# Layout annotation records
-- Start --
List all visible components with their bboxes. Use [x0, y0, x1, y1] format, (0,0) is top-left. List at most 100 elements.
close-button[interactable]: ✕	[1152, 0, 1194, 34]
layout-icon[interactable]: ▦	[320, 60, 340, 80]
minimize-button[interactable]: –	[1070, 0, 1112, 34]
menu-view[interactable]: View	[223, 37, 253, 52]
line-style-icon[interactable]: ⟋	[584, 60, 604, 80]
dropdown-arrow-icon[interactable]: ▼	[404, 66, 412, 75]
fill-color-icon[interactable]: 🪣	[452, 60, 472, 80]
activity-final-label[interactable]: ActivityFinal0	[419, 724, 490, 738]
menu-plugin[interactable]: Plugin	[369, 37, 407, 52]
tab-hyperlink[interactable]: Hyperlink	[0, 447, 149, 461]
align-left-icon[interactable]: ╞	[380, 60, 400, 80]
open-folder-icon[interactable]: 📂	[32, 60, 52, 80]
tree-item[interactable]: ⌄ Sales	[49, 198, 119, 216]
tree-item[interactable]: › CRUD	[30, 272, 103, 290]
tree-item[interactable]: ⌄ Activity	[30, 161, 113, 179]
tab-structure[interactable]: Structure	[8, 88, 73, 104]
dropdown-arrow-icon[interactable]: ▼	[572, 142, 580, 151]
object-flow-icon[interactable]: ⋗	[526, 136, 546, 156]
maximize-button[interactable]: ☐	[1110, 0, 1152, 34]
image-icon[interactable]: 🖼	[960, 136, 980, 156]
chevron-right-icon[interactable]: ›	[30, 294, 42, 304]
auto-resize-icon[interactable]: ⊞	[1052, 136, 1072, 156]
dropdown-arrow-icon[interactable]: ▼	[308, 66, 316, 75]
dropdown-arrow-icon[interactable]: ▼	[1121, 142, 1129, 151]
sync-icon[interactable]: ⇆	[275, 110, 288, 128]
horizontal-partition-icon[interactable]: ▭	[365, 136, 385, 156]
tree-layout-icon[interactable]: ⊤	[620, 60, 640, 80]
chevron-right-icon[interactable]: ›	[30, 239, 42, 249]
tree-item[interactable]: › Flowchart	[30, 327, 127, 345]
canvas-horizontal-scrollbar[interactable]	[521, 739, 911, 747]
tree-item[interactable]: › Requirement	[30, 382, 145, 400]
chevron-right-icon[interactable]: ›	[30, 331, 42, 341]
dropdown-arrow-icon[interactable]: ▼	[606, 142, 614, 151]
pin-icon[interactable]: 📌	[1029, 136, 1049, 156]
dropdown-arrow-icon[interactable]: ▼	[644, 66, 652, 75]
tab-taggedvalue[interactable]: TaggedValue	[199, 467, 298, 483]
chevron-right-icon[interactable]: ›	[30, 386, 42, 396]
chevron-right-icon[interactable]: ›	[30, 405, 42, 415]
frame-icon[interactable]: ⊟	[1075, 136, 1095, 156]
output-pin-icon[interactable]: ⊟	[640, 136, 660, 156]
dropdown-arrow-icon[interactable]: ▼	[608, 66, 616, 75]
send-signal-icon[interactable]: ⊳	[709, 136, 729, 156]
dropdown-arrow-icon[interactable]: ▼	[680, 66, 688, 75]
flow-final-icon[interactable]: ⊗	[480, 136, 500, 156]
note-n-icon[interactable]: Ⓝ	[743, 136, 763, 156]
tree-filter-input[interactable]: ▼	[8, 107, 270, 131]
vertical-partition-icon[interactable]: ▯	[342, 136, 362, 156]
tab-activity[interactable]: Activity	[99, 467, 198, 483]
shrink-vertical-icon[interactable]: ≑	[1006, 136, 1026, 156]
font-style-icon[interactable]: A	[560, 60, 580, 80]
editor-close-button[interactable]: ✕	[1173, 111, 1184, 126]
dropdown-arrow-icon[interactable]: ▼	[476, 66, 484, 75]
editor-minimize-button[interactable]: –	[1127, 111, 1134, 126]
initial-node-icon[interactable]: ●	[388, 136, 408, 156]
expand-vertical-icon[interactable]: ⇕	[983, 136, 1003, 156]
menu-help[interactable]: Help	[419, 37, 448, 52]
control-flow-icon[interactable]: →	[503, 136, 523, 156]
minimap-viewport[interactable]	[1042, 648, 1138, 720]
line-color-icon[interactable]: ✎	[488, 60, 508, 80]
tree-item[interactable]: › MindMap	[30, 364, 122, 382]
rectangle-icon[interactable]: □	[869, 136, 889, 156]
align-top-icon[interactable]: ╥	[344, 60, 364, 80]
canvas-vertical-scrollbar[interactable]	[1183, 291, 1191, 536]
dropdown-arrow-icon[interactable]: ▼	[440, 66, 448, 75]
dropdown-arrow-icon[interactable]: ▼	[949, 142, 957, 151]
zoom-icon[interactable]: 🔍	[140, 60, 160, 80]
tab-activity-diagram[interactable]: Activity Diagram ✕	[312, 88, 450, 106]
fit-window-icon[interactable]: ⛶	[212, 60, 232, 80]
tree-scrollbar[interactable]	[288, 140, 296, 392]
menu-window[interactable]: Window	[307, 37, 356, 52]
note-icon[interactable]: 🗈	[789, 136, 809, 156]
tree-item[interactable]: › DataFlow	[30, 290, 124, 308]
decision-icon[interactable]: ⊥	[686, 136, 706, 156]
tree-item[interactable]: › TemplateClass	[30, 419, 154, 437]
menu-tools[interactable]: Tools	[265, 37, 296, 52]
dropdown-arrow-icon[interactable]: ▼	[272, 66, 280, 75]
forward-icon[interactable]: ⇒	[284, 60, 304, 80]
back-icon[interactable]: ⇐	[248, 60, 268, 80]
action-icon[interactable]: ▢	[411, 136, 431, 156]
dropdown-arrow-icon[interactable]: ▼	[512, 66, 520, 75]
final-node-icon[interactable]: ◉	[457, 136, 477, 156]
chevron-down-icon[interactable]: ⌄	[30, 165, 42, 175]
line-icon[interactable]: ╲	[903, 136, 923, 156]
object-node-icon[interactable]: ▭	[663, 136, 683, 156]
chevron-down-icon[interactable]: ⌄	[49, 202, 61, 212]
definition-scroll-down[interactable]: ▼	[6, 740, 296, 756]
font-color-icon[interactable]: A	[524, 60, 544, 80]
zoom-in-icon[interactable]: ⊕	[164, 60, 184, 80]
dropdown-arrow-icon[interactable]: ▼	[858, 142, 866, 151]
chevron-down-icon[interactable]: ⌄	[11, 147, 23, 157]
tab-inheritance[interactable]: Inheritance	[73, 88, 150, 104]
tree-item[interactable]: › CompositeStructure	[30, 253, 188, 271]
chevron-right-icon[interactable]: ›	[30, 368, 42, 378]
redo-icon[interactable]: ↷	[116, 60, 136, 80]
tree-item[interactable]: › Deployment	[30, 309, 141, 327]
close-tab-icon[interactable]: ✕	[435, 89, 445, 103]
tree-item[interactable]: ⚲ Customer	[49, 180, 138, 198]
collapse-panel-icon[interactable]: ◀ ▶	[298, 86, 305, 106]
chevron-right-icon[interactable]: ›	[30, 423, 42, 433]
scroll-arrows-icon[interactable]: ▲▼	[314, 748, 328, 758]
-- End --
# Exercise
Select every line in the records above that includes the string "editor", and copy each of those lines.

# Exercise output
editor-close-button[interactable]: ✕	[1173, 111, 1184, 126]
editor-minimize-button[interactable]: –	[1127, 111, 1134, 126]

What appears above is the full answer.